• **REQUEST**: From the records below, copy every line that contains the word "زاوية".

• **DATASET ENTRIES**:

----

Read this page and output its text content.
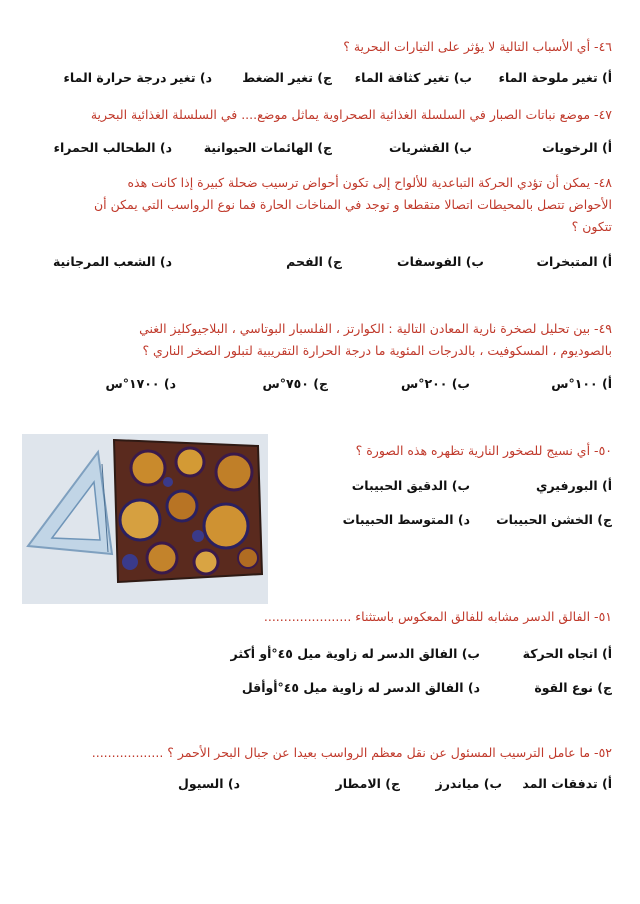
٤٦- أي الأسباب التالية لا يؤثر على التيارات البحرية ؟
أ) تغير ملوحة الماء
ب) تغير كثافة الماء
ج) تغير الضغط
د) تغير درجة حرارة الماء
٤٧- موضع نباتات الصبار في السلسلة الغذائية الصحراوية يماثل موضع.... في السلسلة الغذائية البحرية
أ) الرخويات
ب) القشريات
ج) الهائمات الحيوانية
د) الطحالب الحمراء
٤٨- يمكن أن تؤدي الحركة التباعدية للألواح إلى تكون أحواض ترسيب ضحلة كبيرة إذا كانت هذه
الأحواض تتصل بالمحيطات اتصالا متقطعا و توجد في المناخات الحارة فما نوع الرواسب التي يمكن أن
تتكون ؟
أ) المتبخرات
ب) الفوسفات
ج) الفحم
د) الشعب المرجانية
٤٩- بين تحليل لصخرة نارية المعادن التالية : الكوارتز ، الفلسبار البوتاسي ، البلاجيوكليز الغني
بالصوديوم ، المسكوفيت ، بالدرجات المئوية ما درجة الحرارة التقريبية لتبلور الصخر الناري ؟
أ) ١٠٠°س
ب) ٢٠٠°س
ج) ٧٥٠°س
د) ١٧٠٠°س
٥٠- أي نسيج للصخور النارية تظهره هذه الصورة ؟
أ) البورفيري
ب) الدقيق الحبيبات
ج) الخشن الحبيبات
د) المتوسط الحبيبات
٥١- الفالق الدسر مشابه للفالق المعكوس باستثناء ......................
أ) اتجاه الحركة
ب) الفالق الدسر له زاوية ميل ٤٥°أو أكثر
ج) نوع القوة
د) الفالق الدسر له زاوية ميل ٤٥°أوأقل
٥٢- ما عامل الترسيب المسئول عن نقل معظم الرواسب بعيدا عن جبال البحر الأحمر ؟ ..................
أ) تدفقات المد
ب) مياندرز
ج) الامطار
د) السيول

----

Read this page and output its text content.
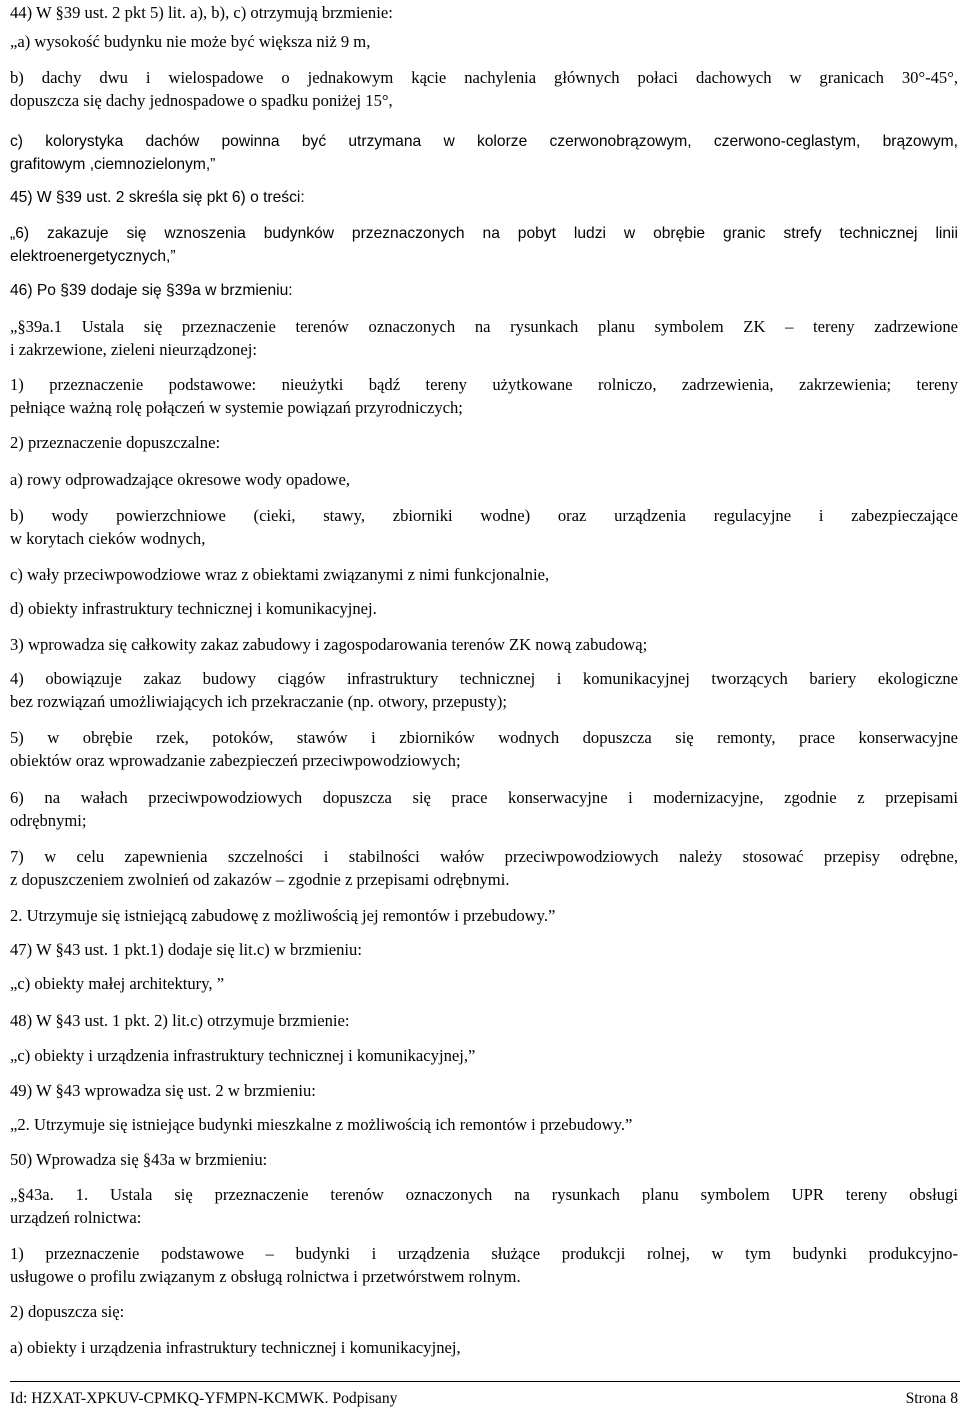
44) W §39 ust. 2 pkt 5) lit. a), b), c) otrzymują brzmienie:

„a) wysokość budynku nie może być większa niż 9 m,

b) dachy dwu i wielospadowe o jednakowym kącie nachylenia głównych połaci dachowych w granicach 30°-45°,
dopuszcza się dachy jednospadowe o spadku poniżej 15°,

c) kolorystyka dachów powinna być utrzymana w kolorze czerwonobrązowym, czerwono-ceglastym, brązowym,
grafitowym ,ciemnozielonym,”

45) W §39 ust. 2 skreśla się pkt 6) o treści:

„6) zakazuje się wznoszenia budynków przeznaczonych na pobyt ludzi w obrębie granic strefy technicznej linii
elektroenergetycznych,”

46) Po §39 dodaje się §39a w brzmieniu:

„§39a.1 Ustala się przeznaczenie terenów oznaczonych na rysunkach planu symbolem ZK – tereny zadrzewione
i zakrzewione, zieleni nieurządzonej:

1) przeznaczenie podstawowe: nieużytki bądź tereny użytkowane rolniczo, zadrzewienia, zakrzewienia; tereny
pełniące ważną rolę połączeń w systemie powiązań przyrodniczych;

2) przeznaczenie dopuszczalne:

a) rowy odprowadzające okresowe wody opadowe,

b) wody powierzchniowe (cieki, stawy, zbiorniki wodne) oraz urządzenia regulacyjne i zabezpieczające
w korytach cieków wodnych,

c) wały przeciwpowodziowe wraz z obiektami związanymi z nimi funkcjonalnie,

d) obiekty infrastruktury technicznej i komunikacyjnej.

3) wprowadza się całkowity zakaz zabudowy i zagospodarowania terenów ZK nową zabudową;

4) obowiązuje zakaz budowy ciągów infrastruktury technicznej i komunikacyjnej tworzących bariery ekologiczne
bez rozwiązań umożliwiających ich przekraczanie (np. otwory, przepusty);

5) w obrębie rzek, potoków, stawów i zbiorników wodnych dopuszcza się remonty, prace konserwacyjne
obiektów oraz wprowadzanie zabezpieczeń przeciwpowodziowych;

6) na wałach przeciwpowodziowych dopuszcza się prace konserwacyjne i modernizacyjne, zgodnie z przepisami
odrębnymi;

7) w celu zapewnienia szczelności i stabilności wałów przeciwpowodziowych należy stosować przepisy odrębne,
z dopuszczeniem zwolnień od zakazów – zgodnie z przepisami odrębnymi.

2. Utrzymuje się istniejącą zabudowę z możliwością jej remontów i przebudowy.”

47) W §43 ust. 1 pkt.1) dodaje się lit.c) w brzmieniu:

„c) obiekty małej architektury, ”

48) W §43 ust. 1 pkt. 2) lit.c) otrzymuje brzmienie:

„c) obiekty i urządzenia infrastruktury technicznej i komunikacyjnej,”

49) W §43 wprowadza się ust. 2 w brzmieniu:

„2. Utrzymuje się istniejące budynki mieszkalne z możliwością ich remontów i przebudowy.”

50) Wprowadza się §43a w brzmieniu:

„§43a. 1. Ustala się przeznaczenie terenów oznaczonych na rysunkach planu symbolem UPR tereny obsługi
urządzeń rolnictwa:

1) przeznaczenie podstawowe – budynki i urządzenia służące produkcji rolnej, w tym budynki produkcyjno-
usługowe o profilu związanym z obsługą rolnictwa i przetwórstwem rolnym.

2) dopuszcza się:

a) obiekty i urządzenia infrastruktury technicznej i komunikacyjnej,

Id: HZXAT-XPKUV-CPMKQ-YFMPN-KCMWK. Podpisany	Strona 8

----

• **WORKED SOLUTION**:
ب) الفالق الدسر له زاوية ميل ٤٥°أو أكثر
د) الفالق الدسر له زاوية ميل ٤٥°أوأقل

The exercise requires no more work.